### Text extract
No. It doesn't mean to settle. Like all movies, you can replay them and find your anchor and your footing and almost forget the rest. Bowie produced all of this. [ Velvet Goldmine ] is kind of all the personas of Bowie, sort of what I tried to do in the Dylan film [ I'm Not There ]. All of the things he created become his own pros and cons... He unwrites his own history. He contradicts himself. He kills himself off. All these guys that challenge the stability of identity or sexuality or gender, they are in a process of reinventing themselves. That means killing yourself off and rebirthing yourself. I saw that in the glam rock moment, but also a celebration of artifice and camp and fluidity and a kind of protean sense of self. And I also saw that in Dylan with an even bigger kind of cultural desire to make him stay put. He kept having to slap it back in the face. I love that about these kinds of artists. They question the idea that identity is natural or stable or coherent. That's also the artistic instinct that keeps them going as artists.
Todd Haynes, “I made something that is outside the box” Todd Haynes on crafting a thriller with ‘Dark Waters', 22 November 2019

If I started my career now, you might not hear about me. I couldn't break through this noise... Maybe I'll just become one with the art where Kevin Smith is no longer an individual, he's just a concept of these series of movies. Until people are like, ‘Who is Kevin Smith?' because they don't watch movies any more – but that's what the handprints [on Hollywood Boulevard] are about.
Kevin Smith, Director Kevin Smith on heart attacks, happiness, extreme weight loss – and Weinstein, 18 November 2019

We choose to define cinema as a film that binds people together and creates a sense of community around the narrative. Very few movies in history have been able to bring audiences around the world together and have an emotional experience in a movie theater. We were in those theaters when that movie premiered and heard at every screening the cheers and the audible sighs and the cries of anguish and the cries of surprise. It's very rare that that happens with several hundred people together in a theater. In a lot of ways it felt historic.
... It seems anathema to the very nature of art to try to define it. But at the end of the day, what do we know? We're just two guys from Cleveland, Ohio. I think ‘cinema' is a New York word. In Cleveland, we just call them ‘movies.'
Joe Russo, ‘Avengers: Endgame' Directors Joe and Anthony Russo on Scorsese's ‘Absurd' Stand Against Marvel, 21 November 2019

For me, ..., cinema was about revelation — aesthetic, emotional and spiritual revelation. It was about characters — the complexity of people and their contradictory and sometimes paradoxical natures, the way they can hurt one another and love one another and suddenly come face to face with themselves...

### Set exercise
Please print the part of the filmmaker quotes between "We choose to" and "it felt historic.", inclusive, word for word.

### Material
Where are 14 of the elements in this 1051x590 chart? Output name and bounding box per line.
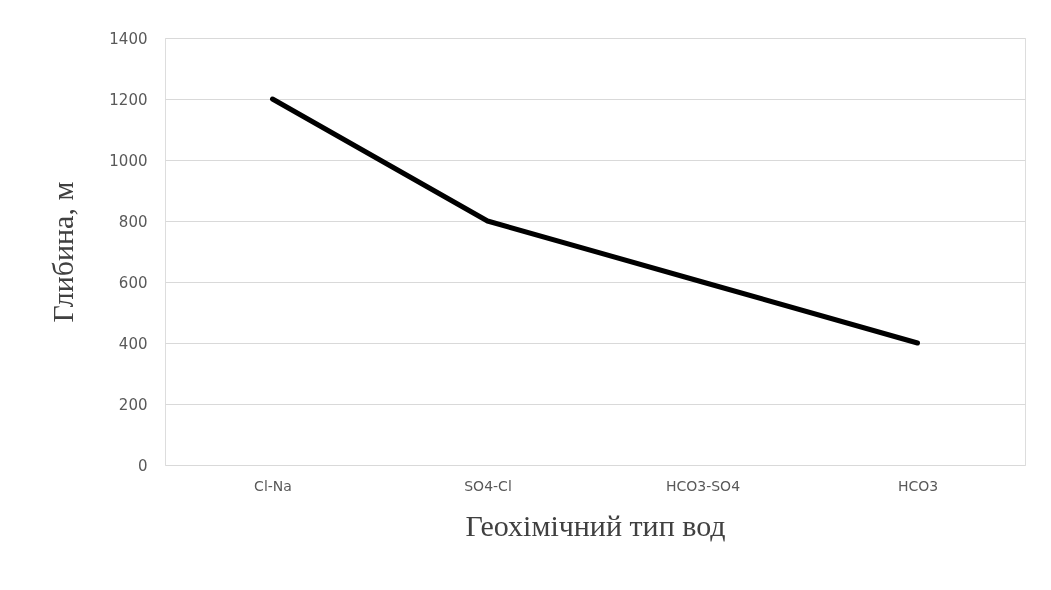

### Result for this task
We choose to define cinema as a film that binds people together and creates a sense of community around the narrative. Very few movies in history have been able to bring audiences around the world together and have an emotional experience in a movie theater. We were in those theaters when that movie premiered and heard at every screening the cheers and the audible sighs and the cries of anguish and the cries of surprise. It's very rare that that happens with several hundred people together in a theater. In a lot of ways it felt historic.